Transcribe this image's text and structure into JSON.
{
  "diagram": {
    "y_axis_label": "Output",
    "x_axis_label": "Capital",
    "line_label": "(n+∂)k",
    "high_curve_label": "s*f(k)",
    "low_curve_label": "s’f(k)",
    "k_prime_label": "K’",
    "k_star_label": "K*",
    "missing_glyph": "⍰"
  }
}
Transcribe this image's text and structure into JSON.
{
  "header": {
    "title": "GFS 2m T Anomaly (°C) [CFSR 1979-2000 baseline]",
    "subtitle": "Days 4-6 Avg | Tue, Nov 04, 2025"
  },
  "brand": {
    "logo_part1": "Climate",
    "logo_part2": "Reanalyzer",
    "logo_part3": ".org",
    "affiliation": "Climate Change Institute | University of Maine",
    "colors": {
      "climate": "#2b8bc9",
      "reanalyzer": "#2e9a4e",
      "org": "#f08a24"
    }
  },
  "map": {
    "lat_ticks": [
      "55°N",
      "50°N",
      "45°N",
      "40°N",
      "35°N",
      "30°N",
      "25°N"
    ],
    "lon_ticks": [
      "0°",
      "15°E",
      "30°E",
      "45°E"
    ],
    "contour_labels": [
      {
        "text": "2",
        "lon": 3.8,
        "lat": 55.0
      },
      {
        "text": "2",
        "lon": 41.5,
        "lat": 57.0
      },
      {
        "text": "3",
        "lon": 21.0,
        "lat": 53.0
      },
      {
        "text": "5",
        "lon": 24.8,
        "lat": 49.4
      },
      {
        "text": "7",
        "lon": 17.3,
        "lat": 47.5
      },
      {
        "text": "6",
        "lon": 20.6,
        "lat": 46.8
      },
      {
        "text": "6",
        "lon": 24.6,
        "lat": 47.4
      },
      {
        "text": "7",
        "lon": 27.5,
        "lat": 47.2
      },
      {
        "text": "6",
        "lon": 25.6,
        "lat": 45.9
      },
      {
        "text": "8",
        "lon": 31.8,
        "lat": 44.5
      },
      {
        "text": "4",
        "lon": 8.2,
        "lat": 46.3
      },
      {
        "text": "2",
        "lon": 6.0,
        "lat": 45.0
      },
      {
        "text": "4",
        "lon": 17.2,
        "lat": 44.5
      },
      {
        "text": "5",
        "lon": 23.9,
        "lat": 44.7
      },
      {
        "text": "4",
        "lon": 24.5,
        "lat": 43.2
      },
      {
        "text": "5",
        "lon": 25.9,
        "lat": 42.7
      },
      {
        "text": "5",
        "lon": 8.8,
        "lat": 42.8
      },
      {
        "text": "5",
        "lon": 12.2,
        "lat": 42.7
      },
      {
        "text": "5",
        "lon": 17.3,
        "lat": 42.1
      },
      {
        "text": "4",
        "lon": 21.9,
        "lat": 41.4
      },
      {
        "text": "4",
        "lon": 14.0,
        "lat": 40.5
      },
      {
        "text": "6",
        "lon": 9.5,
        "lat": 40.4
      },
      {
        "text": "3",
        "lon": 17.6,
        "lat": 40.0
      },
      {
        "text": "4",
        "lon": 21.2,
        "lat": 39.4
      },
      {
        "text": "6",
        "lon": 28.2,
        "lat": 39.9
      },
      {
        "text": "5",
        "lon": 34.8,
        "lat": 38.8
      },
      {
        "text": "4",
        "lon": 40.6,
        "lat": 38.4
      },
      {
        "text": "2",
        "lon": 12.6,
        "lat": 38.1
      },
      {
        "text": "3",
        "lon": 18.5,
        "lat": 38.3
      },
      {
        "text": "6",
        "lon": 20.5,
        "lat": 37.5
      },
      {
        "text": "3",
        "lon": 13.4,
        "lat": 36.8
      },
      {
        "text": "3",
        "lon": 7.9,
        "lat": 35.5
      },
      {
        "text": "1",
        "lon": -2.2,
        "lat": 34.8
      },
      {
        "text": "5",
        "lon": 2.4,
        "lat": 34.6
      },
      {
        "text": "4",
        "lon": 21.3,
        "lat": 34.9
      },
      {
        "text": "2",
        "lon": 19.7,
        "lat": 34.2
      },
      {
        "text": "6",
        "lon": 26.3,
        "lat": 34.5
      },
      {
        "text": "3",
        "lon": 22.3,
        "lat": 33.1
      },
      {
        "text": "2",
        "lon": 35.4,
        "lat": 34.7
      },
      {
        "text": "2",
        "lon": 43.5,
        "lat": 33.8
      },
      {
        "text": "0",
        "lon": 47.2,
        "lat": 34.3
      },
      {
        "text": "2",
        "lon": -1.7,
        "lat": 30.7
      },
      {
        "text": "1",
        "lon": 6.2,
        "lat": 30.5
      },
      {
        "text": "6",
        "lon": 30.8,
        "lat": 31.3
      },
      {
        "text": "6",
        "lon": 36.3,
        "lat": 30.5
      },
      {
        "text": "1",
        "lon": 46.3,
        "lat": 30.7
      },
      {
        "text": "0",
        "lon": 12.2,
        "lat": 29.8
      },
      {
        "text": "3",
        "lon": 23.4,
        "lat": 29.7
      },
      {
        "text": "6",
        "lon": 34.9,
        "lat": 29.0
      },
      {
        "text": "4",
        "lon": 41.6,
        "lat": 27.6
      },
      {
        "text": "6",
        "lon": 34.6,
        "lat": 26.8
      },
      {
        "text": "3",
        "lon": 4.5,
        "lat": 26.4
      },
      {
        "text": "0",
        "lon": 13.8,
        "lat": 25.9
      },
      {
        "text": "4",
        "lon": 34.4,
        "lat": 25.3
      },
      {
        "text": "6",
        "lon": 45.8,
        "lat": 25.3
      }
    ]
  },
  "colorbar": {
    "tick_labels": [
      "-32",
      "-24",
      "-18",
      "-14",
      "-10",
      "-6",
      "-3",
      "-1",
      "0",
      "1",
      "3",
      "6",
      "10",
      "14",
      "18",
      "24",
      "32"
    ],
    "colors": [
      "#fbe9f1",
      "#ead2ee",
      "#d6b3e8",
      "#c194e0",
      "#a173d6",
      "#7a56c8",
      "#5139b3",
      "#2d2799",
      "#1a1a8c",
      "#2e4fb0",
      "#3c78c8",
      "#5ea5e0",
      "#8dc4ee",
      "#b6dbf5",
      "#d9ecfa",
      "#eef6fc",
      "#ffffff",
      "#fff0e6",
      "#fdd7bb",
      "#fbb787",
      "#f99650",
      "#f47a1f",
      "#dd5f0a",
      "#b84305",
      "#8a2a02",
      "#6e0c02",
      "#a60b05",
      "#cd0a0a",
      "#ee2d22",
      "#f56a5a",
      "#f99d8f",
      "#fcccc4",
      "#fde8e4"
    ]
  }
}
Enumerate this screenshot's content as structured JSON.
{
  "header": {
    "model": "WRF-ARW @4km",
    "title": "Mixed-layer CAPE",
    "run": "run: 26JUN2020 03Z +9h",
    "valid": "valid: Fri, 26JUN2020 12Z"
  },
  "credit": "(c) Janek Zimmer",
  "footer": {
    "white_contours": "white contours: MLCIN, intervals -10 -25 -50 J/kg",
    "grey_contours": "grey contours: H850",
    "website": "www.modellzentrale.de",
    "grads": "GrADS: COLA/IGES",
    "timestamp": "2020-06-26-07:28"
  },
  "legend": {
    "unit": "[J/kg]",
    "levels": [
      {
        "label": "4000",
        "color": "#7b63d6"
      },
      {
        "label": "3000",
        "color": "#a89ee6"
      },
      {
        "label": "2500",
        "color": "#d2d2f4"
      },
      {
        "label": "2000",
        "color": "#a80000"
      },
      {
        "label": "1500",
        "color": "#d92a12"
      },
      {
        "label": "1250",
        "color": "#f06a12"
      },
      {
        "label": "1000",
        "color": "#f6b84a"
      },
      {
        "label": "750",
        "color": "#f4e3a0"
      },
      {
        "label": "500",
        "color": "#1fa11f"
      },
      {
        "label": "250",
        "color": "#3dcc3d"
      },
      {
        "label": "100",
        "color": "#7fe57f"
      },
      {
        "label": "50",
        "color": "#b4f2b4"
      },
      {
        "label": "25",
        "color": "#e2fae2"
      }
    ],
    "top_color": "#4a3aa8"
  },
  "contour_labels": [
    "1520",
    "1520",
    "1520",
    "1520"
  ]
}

◆ JOB
In the records above, find each line with the word "contours" and copy it.

◆ ANSWER TO THIS TASK
    "white_contours": "white contours: MLCIN, intervals -10 -25 -50 J/kg",
    "grey_contours": "grey contours: H850",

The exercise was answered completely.